**EXERCISE BRIEF**: Retype each record below word for word. Leave the pictures out.

**WORKING DATA**:
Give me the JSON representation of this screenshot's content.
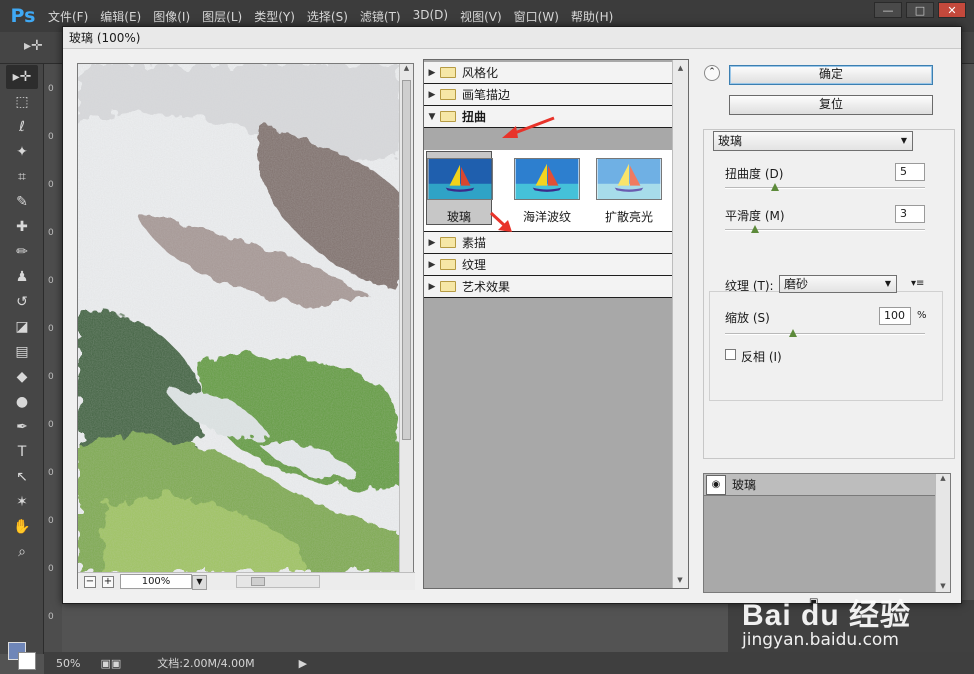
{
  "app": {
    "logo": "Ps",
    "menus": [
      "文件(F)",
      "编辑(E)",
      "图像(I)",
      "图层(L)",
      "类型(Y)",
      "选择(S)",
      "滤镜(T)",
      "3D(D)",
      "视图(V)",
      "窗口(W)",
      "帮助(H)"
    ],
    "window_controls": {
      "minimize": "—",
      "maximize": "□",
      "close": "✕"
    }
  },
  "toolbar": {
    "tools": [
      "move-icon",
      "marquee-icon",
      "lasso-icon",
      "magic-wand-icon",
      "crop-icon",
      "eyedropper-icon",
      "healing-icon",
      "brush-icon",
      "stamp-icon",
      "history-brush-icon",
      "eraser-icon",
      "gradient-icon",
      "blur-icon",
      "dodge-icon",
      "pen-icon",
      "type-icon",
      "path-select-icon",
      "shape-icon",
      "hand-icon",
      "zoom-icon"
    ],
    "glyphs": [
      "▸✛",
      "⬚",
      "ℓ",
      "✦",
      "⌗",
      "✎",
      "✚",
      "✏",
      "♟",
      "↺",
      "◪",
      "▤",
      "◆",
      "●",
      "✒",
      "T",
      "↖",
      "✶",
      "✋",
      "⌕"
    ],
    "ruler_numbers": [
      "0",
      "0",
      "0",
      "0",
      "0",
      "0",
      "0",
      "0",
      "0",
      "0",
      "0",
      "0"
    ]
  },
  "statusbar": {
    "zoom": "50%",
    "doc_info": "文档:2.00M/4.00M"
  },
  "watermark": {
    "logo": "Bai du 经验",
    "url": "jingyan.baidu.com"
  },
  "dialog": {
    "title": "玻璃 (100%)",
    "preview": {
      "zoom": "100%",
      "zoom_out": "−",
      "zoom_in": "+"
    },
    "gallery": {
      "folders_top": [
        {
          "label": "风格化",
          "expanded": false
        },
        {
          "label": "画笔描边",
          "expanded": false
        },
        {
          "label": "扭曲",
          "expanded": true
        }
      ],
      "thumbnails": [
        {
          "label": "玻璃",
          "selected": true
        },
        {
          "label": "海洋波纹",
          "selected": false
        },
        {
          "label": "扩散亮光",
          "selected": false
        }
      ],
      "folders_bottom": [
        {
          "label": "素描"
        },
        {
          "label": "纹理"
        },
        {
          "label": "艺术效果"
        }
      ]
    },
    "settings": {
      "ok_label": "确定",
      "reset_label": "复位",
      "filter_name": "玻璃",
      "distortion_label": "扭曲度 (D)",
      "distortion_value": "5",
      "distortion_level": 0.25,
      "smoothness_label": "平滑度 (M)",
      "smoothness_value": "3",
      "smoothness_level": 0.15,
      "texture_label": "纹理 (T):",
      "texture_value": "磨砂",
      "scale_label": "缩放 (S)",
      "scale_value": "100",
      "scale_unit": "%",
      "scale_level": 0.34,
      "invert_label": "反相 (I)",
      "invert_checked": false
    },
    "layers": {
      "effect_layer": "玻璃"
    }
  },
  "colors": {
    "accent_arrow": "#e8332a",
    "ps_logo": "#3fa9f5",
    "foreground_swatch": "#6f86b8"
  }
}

**WORKED SOLUTION**:
Give me the JSON representation of this screenshot's content.
{
  "app": {
    "logo": "Ps",
    "menus": [
      "文件(F)",
      "编辑(E)",
      "图像(I)",
      "图层(L)",
      "类型(Y)",
      "选择(S)",
      "滤镜(T)",
      "3D(D)",
      "视图(V)",
      "窗口(W)",
      "帮助(H)"
    ],
    "window_controls": {
      "minimize": "—",
      "maximize": "□",
      "close": "✕"
    }
  },
  "toolbar": {
    "tools": [
      "move-icon",
      "marquee-icon",
      "lasso-icon",
      "magic-wand-icon",
      "crop-icon",
      "eyedropper-icon",
      "healing-icon",
      "brush-icon",
      "stamp-icon",
      "history-brush-icon",
      "eraser-icon",
      "gradient-icon",
      "blur-icon",
      "dodge-icon",
      "pen-icon",
      "type-icon",
      "path-select-icon",
      "shape-icon",
      "hand-icon",
      "zoom-icon"
    ],
    "glyphs": [
      "▸✛",
      "⬚",
      "ℓ",
      "✦",
      "⌗",
      "✎",
      "✚",
      "✏",
      "♟",
      "↺",
      "◪",
      "▤",
      "◆",
      "●",
      "✒",
      "T",
      "↖",
      "✶",
      "✋",
      "⌕"
    ],
    "ruler_numbers": [
      "0",
      "0",
      "0",
      "0",
      "0",
      "0",
      "0",
      "0",
      "0",
      "0",
      "0",
      "0"
    ]
  },
  "statusbar": {
    "zoom": "50%",
    "doc_info": "文档:2.00M/4.00M"
  },
  "watermark": {
    "logo": "Bai du 经验",
    "url": "jingyan.baidu.com"
  },
  "dialog": {
    "title": "玻璃 (100%)",
    "preview": {
      "zoom": "100%",
      "zoom_out": "−",
      "zoom_in": "+"
    },
    "gallery": {
      "folders_top": [
        {
          "label": "风格化",
          "expanded": false
        },
        {
          "label": "画笔描边",
          "expanded": false
        },
        {
          "label": "扭曲",
          "expanded": true
        }
      ],
      "thumbnails": [
        {
          "label": "玻璃",
          "selected": true
        },
        {
          "label": "海洋波纹",
          "selected": false
        },
        {
          "label": "扩散亮光",
          "selected": false
        }
      ],
      "folders_bottom": [
        {
          "label": "素描"
        },
        {
          "label": "纹理"
        },
        {
          "label": "艺术效果"
        }
      ]
    },
    "settings": {
      "ok_label": "确定",
      "reset_label": "复位",
      "filter_name": "玻璃",
      "distortion_label": "扭曲度 (D)",
      "distortion_value": "5",
      "distortion_level": 0.25,
      "smoothness_label": "平滑度 (M)",
      "smoothness_value": "3",
      "smoothness_level": 0.15,
      "texture_label": "纹理 (T):",
      "texture_value": "磨砂",
      "scale_label": "缩放 (S)",
      "scale_value": "100",
      "scale_unit": "%",
      "scale_level": 0.34,
      "invert_label": "反相 (I)",
      "invert_checked": false
    },
    "layers": {
      "effect_layer": "玻璃"
    }
  },
  "colors": {
    "accent_arrow": "#e8332a",
    "ps_logo": "#3fa9f5",
    "foreground_swatch": "#6f86b8"
  }
}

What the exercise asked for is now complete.